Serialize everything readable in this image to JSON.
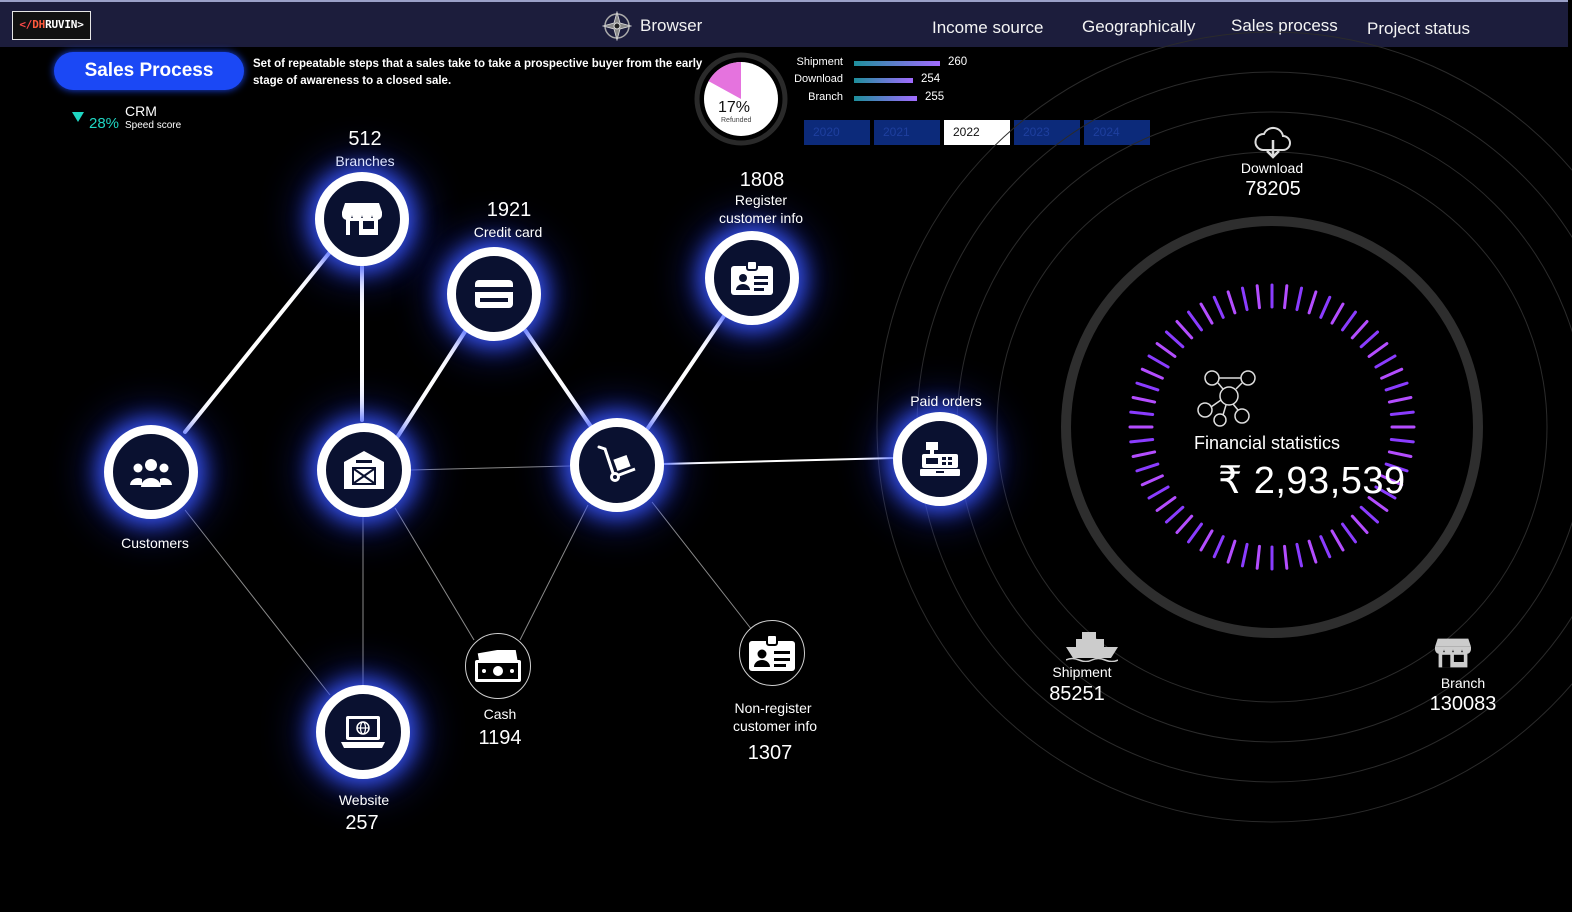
{
  "header": {
    "logo": {
      "bracket": "</",
      "brand_a": "DH",
      "brand_b": "RUVIN>"
    },
    "browser_label": "Browser",
    "nav": [
      "Income source",
      "Geographically",
      "Sales process",
      "Project status"
    ]
  },
  "sales_process": {
    "button_label": "Sales Process",
    "description": "Set of repeatable steps that a sales take to take a prospective buyer from the early stage of awareness to a closed sale.",
    "crm": {
      "percent": "28%",
      "label": "CRM",
      "sublabel": "Speed score",
      "trend": "down",
      "trend_color": "#1fd6c3"
    }
  },
  "refund_donut": {
    "percent_label": "17%",
    "sublabel": "Refunded",
    "fraction": 0.17,
    "color": "#e05ad8"
  },
  "mini_bars": [
    {
      "label": "Shipment",
      "value": 260
    },
    {
      "label": "Download",
      "value": 254
    },
    {
      "label": "Branch",
      "value": 255
    }
  ],
  "years": {
    "options": [
      "2020",
      "2021",
      "2022",
      "2023",
      "2024"
    ],
    "selected": "2022"
  },
  "nodes": {
    "branches": {
      "value": "512",
      "label": "Branches",
      "icon": "store-icon"
    },
    "credit_card": {
      "value": "1921",
      "label": "Credit card",
      "icon": "credit-card-icon"
    },
    "register": {
      "value": "1808",
      "label_line1": "Register",
      "label_line2": "customer info",
      "icon": "id-card-icon"
    },
    "customers": {
      "label": "Customers",
      "icon": "users-icon"
    },
    "warehouse": {
      "icon": "warehouse-icon"
    },
    "delivery": {
      "icon": "hand-truck-icon"
    },
    "paid_orders": {
      "label": "Paid orders",
      "icon": "cash-register-icon"
    },
    "website": {
      "value": "257",
      "label": "Website",
      "icon": "laptop-icon"
    },
    "cash": {
      "value": "1194",
      "label": "Cash",
      "icon": "cash-icon"
    },
    "non_register": {
      "value": "1307",
      "label_line1": "Non-register",
      "label_line2": "customer info",
      "icon": "id-card-icon"
    }
  },
  "financial": {
    "title": "Financial statistics",
    "value": "₹ 2,93,539",
    "icon": "network-people-icon",
    "download": {
      "label": "Download",
      "value": "78205",
      "icon": "cloud-download-icon"
    },
    "shipment": {
      "label": "Shipment",
      "value": "85251",
      "icon": "ship-icon"
    },
    "branch": {
      "label": "Branch",
      "value": "130083",
      "icon": "store-icon"
    }
  },
  "colors": {
    "accent": "#1b48f5",
    "topbar": "#1c1d3c",
    "tick_gradient": [
      "#7a3cff",
      "#ff5ad8"
    ]
  }
}
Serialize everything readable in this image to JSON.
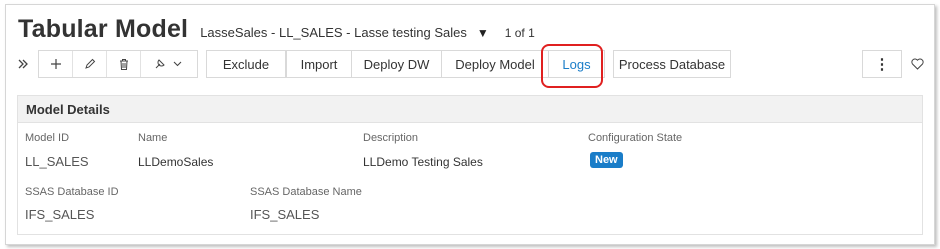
{
  "header": {
    "title": "Tabular Model",
    "record": "LasseSales - LL_SALES - Lasse testing Sales",
    "record_count": "1 of 1"
  },
  "toolbar": {
    "exclude": "Exclude",
    "import": "Import",
    "deploy_dw": "Deploy DW",
    "deploy_model": "Deploy Model",
    "logs": "Logs",
    "process_database": "Process Database"
  },
  "details": {
    "section_title": "Model Details",
    "model_id_label": "Model ID",
    "model_id": "LL_SALES",
    "name_label": "Name",
    "name": "LLDemoSales",
    "description_label": "Description",
    "description": "LLDemo Testing Sales",
    "config_state_label": "Configuration State",
    "config_state": "New",
    "ssas_db_id_label": "SSAS Database ID",
    "ssas_db_id": "IFS_SALES",
    "ssas_db_name_label": "SSAS Database Name",
    "ssas_db_name": "IFS_SALES"
  },
  "colors": {
    "accent": "#1a7dc8",
    "highlight": "#e02020"
  }
}
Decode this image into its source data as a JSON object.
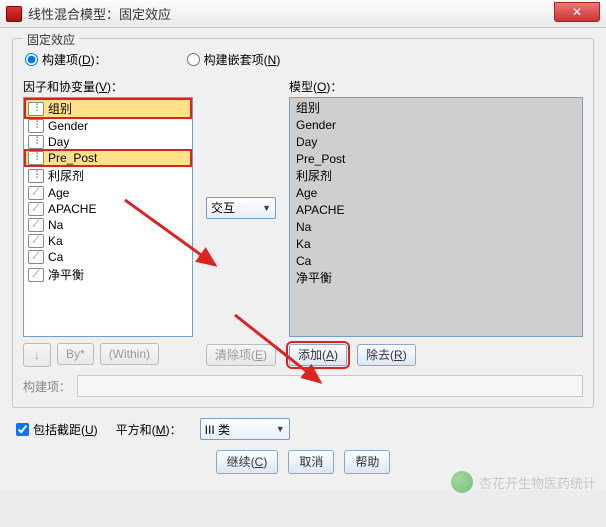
{
  "window": {
    "title": "线性混合模型：固定效应"
  },
  "group": {
    "legend": "固定效应"
  },
  "radios": {
    "build_terms": "构建项(D)：",
    "build_nested": "构建嵌套项(N)"
  },
  "labels": {
    "factors_covariates": "因子和协变量(V)：",
    "model": "模型(O)：",
    "build_term": "构建项：",
    "sum_of_squares": "平方和(M)：",
    "include_intercept": "包括截距(U)"
  },
  "factors": [
    {
      "name": "组别",
      "type": "factor",
      "sel": true,
      "red": true
    },
    {
      "name": "Gender",
      "type": "factor",
      "sel": false,
      "red": false
    },
    {
      "name": "Day",
      "type": "factor",
      "sel": false,
      "red": false
    },
    {
      "name": "Pre_Post",
      "type": "factor",
      "sel": true,
      "red": true
    },
    {
      "name": "利尿剂",
      "type": "factor",
      "sel": false,
      "red": false
    },
    {
      "name": "Age",
      "type": "cov",
      "sel": false,
      "red": false
    },
    {
      "name": "APACHE",
      "type": "cov",
      "sel": false,
      "red": false
    },
    {
      "name": "Na",
      "type": "cov",
      "sel": false,
      "red": false
    },
    {
      "name": "Ka",
      "type": "cov",
      "sel": false,
      "red": false
    },
    {
      "name": "Ca",
      "type": "cov",
      "sel": false,
      "red": false
    },
    {
      "name": "净平衡",
      "type": "cov",
      "sel": false,
      "red": false
    }
  ],
  "model_terms": [
    "组别",
    "Gender",
    "Day",
    "Pre_Post",
    "利尿剂",
    "Age",
    "APACHE",
    "Na",
    "Ka",
    "Ca",
    "净平衡"
  ],
  "combo": {
    "interaction": "交互"
  },
  "buttons": {
    "by": "By*",
    "within": "(Within)",
    "clear": "清除项(E)",
    "add": "添加(A)",
    "remove": "除去(R)",
    "continue": "继续(C)",
    "cancel": "取消",
    "help": "帮助"
  },
  "sos_value": "III 类",
  "watermark": "杏花开生物医药统计"
}
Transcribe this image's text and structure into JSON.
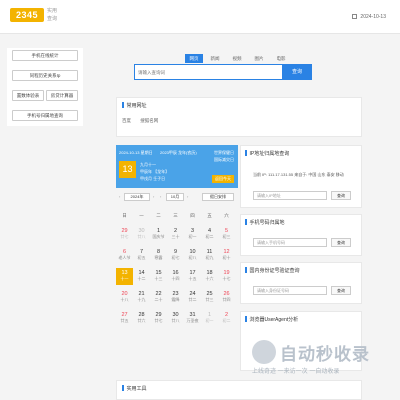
{
  "header": {
    "logo_text": "2345",
    "logo_sub1": "实用",
    "logo_sub2": "查询",
    "date": "2024-10-13"
  },
  "sidebar": {
    "items": [
      {
        "label": "手机在线统计"
      },
      {
        "label": "同程历史关系Ip"
      },
      {
        "label": "置数体验表"
      },
      {
        "label": "房贷计算器"
      },
      {
        "label": "手机号归属地查询"
      }
    ]
  },
  "search": {
    "tabs": [
      "网页",
      "新闻",
      "视频",
      "图片",
      "电影"
    ],
    "placeholder": "请输入查询词",
    "button": "查询"
  },
  "sites_panel": {
    "title": "常用网址",
    "links": [
      "百度",
      "搜狐名网"
    ]
  },
  "calendar": {
    "header_date": "2024-10-13 星期日",
    "header_cn_year": "2023甲辰 龙年(农历)",
    "header_right1": "世界保健日",
    "header_right2": "国际减灾日",
    "day_big": "13",
    "lunar_day": "九月十一",
    "lunar_line2": "甲辰年 【龙年】",
    "lunar_line3": "甲戌月 壬子日",
    "today_btn": "返回今天",
    "year_select": "2024年",
    "month_select": "10月",
    "holiday_select": "假日安排",
    "weekdays": [
      "日",
      "一",
      "二",
      "三",
      "四",
      "五",
      "六"
    ],
    "cells": [
      {
        "d": "29",
        "l": "廿七",
        "other": true,
        "weekend": true
      },
      {
        "d": "30",
        "l": "廿八",
        "other": true
      },
      {
        "d": "1",
        "l": "国庆节"
      },
      {
        "d": "2",
        "l": "三十"
      },
      {
        "d": "3",
        "l": "初一"
      },
      {
        "d": "4",
        "l": "初二"
      },
      {
        "d": "5",
        "l": "初三",
        "weekend": true
      },
      {
        "d": "6",
        "l": "老人节",
        "weekend": true
      },
      {
        "d": "7",
        "l": "初五"
      },
      {
        "d": "8",
        "l": "寒露"
      },
      {
        "d": "9",
        "l": "初七"
      },
      {
        "d": "10",
        "l": "初八"
      },
      {
        "d": "11",
        "l": "初九"
      },
      {
        "d": "12",
        "l": "初十",
        "weekend": true
      },
      {
        "d": "13",
        "l": "十一",
        "today": true,
        "weekend": true
      },
      {
        "d": "14",
        "l": "十二"
      },
      {
        "d": "15",
        "l": "十三"
      },
      {
        "d": "16",
        "l": "十四"
      },
      {
        "d": "17",
        "l": "十五"
      },
      {
        "d": "18",
        "l": "十六"
      },
      {
        "d": "19",
        "l": "十七",
        "weekend": true
      },
      {
        "d": "20",
        "l": "十八",
        "weekend": true
      },
      {
        "d": "21",
        "l": "十九"
      },
      {
        "d": "22",
        "l": "二十"
      },
      {
        "d": "23",
        "l": "霜降"
      },
      {
        "d": "24",
        "l": "廿二"
      },
      {
        "d": "25",
        "l": "廿三"
      },
      {
        "d": "26",
        "l": "廿四",
        "weekend": true
      },
      {
        "d": "27",
        "l": "廿五",
        "weekend": true
      },
      {
        "d": "28",
        "l": "廿六"
      },
      {
        "d": "29",
        "l": "廿七"
      },
      {
        "d": "30",
        "l": "廿八"
      },
      {
        "d": "31",
        "l": "万圣夜"
      },
      {
        "d": "1",
        "l": "初一",
        "other": true
      },
      {
        "d": "2",
        "l": "初二",
        "other": true,
        "weekend": true
      }
    ]
  },
  "ip_panel": {
    "title": "IP地址归属地查询",
    "info": "当前 IP: 111.17.131.55  来自于: 中国 山东 泰安 移动",
    "placeholder": "请输入IP地址",
    "button": "查询"
  },
  "phone_panel": {
    "title": "手机号码归属地",
    "placeholder": "请输入手机号码",
    "button": "查询"
  },
  "idcard_panel": {
    "title": "国内身份证号验证查询",
    "placeholder": "请输入身份证号码",
    "button": "查询"
  },
  "ua_panel": {
    "title": "浏览器UserAgent分析"
  },
  "watermark": {
    "text": "自动秒收录",
    "sub": "上线奇迹 一来访一次 一自动收录"
  },
  "tools_panel": {
    "title": "实用工具"
  }
}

TASK DIRECTIONS - What is the number of lines in the data holding the word "this"? Reply with that number only.

CORRECT OUTPUT - 4